__INPUT__
══════
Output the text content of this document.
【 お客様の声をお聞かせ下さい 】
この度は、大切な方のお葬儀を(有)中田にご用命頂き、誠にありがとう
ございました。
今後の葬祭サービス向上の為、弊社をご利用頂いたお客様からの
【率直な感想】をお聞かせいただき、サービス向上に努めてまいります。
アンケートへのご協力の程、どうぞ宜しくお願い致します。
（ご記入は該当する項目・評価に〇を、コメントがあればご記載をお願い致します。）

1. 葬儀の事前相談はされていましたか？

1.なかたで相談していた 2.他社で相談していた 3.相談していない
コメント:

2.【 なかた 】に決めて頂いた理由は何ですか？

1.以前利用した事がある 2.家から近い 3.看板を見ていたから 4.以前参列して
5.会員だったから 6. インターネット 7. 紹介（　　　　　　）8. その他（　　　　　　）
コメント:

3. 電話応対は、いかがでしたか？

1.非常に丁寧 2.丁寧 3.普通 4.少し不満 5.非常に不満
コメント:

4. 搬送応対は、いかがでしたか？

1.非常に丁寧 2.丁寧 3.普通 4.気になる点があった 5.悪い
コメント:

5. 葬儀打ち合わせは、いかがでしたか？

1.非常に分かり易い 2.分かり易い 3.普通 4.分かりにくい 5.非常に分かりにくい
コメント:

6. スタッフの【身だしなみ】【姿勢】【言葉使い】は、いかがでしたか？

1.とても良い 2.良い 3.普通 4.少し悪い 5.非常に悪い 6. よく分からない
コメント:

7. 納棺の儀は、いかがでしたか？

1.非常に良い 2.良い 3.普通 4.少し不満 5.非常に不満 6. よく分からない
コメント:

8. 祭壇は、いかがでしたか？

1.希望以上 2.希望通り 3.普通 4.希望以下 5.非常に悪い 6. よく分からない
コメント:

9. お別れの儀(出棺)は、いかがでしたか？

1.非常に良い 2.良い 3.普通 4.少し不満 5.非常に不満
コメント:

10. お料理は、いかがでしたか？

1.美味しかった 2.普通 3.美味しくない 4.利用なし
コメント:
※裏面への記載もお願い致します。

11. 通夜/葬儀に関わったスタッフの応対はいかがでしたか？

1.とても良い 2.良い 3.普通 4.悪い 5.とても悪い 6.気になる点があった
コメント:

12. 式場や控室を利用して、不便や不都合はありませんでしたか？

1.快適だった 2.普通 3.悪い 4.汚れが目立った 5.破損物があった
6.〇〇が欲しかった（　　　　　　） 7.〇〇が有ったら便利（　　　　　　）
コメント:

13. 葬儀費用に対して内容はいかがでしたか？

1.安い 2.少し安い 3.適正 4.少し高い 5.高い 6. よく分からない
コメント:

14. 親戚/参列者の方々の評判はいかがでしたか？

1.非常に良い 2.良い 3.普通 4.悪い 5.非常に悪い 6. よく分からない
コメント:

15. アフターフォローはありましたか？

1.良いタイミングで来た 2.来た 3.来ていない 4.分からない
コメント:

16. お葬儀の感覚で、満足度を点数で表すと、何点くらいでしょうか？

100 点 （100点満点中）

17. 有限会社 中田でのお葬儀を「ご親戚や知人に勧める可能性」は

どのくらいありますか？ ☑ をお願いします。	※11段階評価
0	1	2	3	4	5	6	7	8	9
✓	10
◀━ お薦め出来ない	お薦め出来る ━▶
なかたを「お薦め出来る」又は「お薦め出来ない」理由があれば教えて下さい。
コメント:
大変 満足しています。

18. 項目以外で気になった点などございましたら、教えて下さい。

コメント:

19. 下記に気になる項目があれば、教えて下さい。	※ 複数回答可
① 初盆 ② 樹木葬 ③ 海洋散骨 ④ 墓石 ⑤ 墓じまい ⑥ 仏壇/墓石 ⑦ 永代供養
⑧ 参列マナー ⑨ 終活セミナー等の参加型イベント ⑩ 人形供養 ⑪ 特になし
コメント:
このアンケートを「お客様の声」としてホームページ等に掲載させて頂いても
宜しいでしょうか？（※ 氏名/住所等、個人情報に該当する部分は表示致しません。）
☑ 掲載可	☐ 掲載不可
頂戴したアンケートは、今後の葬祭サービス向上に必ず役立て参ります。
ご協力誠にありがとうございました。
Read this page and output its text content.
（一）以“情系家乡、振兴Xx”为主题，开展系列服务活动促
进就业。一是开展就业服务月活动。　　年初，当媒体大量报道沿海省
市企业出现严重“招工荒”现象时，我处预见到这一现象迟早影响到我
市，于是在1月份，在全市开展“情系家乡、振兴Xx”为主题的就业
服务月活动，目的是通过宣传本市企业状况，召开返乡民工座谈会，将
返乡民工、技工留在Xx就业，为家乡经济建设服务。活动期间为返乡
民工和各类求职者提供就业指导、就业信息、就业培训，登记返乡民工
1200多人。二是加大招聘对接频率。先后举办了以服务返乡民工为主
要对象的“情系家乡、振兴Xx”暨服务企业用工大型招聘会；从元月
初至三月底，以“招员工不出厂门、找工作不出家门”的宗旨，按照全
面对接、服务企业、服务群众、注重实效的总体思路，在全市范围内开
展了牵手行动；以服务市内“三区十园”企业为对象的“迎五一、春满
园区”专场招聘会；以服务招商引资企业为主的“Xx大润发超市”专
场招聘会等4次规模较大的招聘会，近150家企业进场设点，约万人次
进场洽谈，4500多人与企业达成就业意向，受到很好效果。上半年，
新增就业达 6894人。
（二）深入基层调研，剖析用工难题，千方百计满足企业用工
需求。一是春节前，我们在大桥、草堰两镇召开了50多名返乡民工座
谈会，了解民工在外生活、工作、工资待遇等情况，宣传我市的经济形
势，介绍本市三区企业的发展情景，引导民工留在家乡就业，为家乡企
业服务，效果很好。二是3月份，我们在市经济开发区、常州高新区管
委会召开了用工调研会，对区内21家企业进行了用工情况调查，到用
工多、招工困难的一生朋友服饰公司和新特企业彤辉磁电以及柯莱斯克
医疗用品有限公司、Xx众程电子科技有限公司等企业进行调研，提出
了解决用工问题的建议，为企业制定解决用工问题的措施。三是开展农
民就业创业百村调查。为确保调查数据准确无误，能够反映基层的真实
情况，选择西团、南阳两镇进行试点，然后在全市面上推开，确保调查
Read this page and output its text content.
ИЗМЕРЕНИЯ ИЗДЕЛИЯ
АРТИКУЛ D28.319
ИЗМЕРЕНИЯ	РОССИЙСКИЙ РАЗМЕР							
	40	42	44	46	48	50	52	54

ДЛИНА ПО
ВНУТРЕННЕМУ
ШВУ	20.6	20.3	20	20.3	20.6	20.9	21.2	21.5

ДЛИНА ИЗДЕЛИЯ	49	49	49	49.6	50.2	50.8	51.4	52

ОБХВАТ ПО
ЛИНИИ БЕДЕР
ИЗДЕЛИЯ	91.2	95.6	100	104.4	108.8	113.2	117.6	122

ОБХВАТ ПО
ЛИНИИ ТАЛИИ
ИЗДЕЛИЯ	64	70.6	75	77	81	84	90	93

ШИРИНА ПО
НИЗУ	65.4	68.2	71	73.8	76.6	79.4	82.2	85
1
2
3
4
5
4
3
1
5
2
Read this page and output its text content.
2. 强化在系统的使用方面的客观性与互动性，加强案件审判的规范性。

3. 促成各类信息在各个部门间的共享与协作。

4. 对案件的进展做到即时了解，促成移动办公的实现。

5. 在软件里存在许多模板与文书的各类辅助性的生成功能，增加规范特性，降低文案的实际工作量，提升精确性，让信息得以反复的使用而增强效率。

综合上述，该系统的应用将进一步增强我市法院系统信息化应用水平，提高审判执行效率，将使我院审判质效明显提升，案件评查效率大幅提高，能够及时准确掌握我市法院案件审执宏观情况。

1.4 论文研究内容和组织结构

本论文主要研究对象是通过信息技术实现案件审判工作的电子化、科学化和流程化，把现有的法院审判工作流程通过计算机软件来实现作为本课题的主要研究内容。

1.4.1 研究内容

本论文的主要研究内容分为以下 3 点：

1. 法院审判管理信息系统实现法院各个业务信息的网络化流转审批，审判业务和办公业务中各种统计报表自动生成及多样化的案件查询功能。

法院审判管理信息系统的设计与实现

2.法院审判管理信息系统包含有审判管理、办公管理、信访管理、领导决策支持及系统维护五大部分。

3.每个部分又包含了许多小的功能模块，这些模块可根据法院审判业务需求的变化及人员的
══════
__SHORT PROBLEM__
Return each line where "ИЗМЕРЕНИЯ" shows up.

__TASK ANSWER__
ИЗМЕРЕНИЯ ИЗДЕЛИЯ
ИЗМЕРЕНИЯ	РОССИЙСКИЙ РАЗМЕР							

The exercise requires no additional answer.